__Aim of the task__
Copy everything from the line containing "candle-body <box>436 200 445 275</box>" down to the line containing "y-tick-label: 0.00 <box>1168" in the records below, both included, reproducing each line verbatim.

__Material for this exercise__
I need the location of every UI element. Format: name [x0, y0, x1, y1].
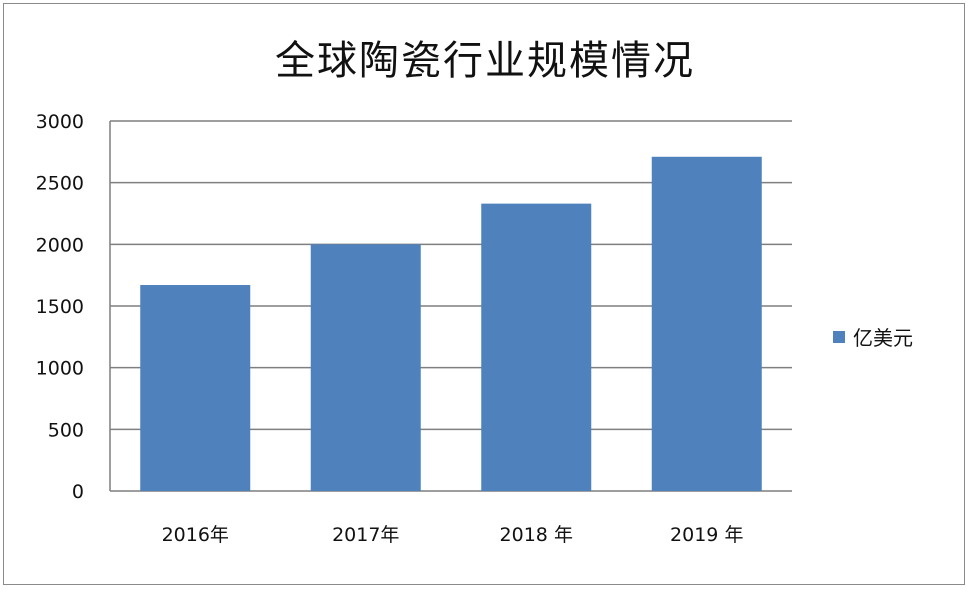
bar: [481, 203, 592, 491]
y-tick-label: 2000: [36, 234, 84, 256]
legend-label: 亿美元: [853, 326, 913, 350]
legend-swatch: [833, 330, 845, 343]
bar: [651, 156, 762, 491]
x-tick-label: 2017年: [332, 524, 399, 546]
y-tick-label: 2500: [36, 173, 84, 195]
bar: [310, 244, 421, 491]
x-tick-label: 2016年: [162, 524, 229, 546]
bar: [140, 285, 251, 491]
y-tick-label: 500: [48, 419, 84, 441]
chart-title: 全球陶瓷行业规模情况: [275, 38, 695, 84]
x-tick-label: 2019 年: [670, 524, 743, 546]
x-tick-label: 2018 年: [500, 524, 573, 546]
legend: 亿美元: [833, 322, 913, 351]
y-tick-label: 1000: [36, 358, 84, 380]
chart-frame: [3, 3, 965, 585]
y-tick-label: 3000: [36, 111, 84, 133]
y-tick-label: 0: [72, 481, 84, 503]
y-tick-label: 1500: [36, 296, 84, 318]
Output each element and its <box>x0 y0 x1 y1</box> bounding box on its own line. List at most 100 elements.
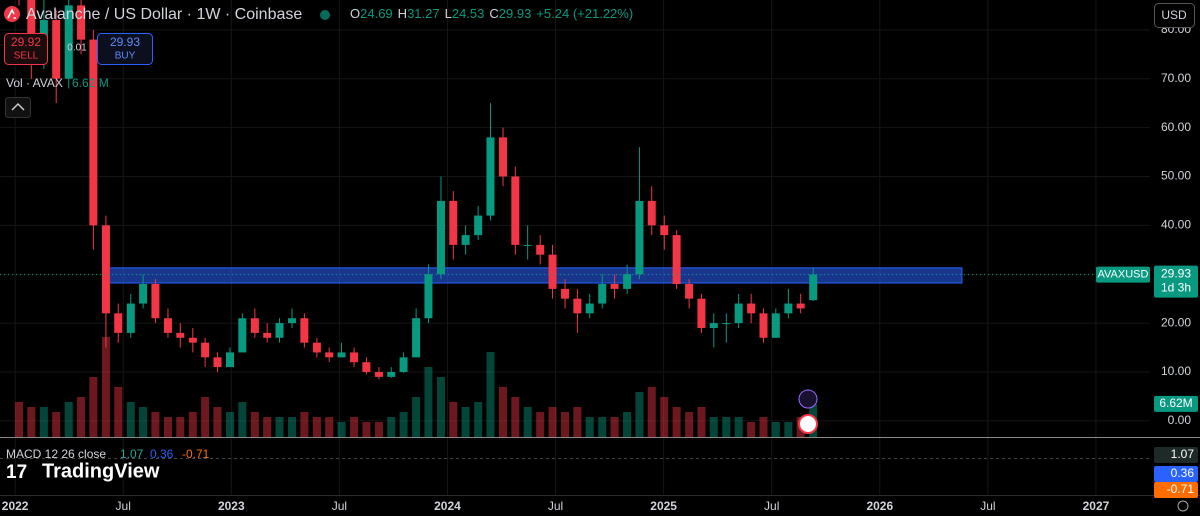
candle-body <box>436 200 445 275</box>
candle-body <box>151 284 160 319</box>
candle-body <box>325 352 334 358</box>
candle-body <box>64 5 73 79</box>
candle-body <box>585 303 594 314</box>
event-icon[interactable] <box>798 389 818 409</box>
x-tick-label: 2023 <box>218 499 245 513</box>
y-tick-label: 0.00 <box>1168 413 1192 427</box>
candle-body <box>126 303 135 333</box>
collapse-button[interactable] <box>5 97 31 118</box>
buy-price: 29.93 <box>110 35 140 49</box>
ohlc-legend: O24.69 H31.27 L24.53 C29.93 +5.24 (+21.22%) <box>350 6 633 21</box>
volume-bar <box>511 397 520 437</box>
x-tick-label: Jul <box>980 499 995 513</box>
market-status <box>320 10 330 20</box>
candle-body <box>747 303 756 314</box>
candle-body <box>163 318 172 333</box>
y-tick-label: 10.00 <box>1161 364 1191 378</box>
candle-body <box>784 303 793 314</box>
x-tick-label: Jul <box>116 499 131 513</box>
volume-bar <box>771 422 780 437</box>
candle-body <box>213 357 222 368</box>
buy-button[interactable] <box>97 33 153 65</box>
volume-bar <box>747 422 756 437</box>
y-tick-label: 20.00 <box>1161 315 1191 329</box>
candle-body <box>647 200 656 226</box>
spread: 0.01 <box>67 43 87 54</box>
settings-icon[interactable] <box>1177 500 1189 512</box>
volume-bar <box>238 402 247 437</box>
volume-bar <box>300 412 309 437</box>
symbol-label: AVAXUSD <box>1098 268 1149 280</box>
volume-bar <box>424 367 433 437</box>
volume-bar <box>436 377 445 437</box>
volume-legend-label: Vol · AVAX <box>6 76 63 90</box>
currency: USD <box>1161 8 1187 22</box>
candle-body <box>697 298 706 328</box>
volume-bar <box>226 412 234 437</box>
candle-body <box>598 284 607 304</box>
logo-glyph <box>7 8 16 19</box>
volume-bar <box>697 407 706 437</box>
volume-bar <box>647 387 656 437</box>
candle-body <box>635 200 644 275</box>
candle-body <box>27 0 36 55</box>
candle-body <box>573 298 582 314</box>
macd-axis-label: 0.36 <box>1171 466 1195 480</box>
volume-label: 6.62M <box>1159 396 1192 410</box>
candle-body <box>511 176 520 245</box>
ohlc-value: 29.93 <box>499 6 532 21</box>
volume-bar <box>585 417 594 437</box>
volume-bar <box>709 417 718 437</box>
volume-bar <box>784 422 793 437</box>
x-tick-label: 2022 <box>2 499 29 513</box>
candle-body <box>201 342 210 358</box>
candle-body <box>796 303 805 309</box>
volume-bar <box>263 417 272 437</box>
volume-bar <box>337 422 346 437</box>
candle-body <box>176 332 185 338</box>
volume-bar <box>635 392 644 437</box>
candle-body <box>374 371 383 377</box>
volume-bar <box>573 407 582 437</box>
ohlc-value: 24.69 <box>360 6 393 21</box>
change: +5.24 (+21.22%) <box>536 6 633 21</box>
candle-body <box>722 323 731 325</box>
volume-bar <box>101 337 110 437</box>
flag-icon[interactable] <box>798 414 818 434</box>
x-tick-label: 2024 <box>434 499 461 513</box>
last-price-tag <box>1154 265 1198 298</box>
title: Avalanche / US Dollar · 1W · Coinbase <box>26 6 302 23</box>
axes: 0.0010.0020.0030.0040.0050.0060.0070.008… <box>2 22 1198 513</box>
candle-body <box>486 137 495 216</box>
candle-body <box>734 303 743 324</box>
volume-bar <box>474 402 483 437</box>
candle-body <box>499 137 508 177</box>
candle-body <box>685 284 694 299</box>
ohlc-key: H <box>398 6 407 21</box>
countdown: 1d 3h <box>1161 281 1191 295</box>
macd-tag <box>1154 466 1198 482</box>
volume-legend-value: 6.62 M <box>72 76 109 90</box>
candle-body <box>114 313 123 333</box>
candle-body <box>275 323 284 338</box>
currency-button[interactable] <box>1154 3 1195 28</box>
x-tick-label: Jul <box>548 499 563 513</box>
candle-body <box>523 244 532 246</box>
candle-body <box>52 20 61 79</box>
candle-body <box>623 274 632 289</box>
sell-button[interactable] <box>4 33 48 65</box>
candle-body <box>536 244 545 255</box>
volume-bar <box>387 417 396 437</box>
y-tick-label: 60.00 <box>1161 120 1191 134</box>
price-zone <box>107 267 963 284</box>
volume-bar <box>461 407 470 437</box>
candle-body <box>474 215 483 236</box>
volume-bar <box>734 417 743 437</box>
candle-body <box>77 5 86 40</box>
volume-bar <box>39 407 48 437</box>
volume-bar <box>548 407 557 437</box>
macd-label: MACD 12 26 close <box>6 447 106 461</box>
ohlc-value: 31.27 <box>407 6 440 21</box>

__Solution to this task__
candle-body <box>436 200 445 275</box>
candle-body <box>151 284 160 319</box>
candle-body <box>325 352 334 358</box>
candle-body <box>64 5 73 79</box>
candle-body <box>585 303 594 314</box>
event-icon[interactable] <box>798 389 818 409</box>
x-tick-label: 2023 <box>218 499 245 513</box>
y-tick-label: 0.00 <box>1168 413 1192 427</box>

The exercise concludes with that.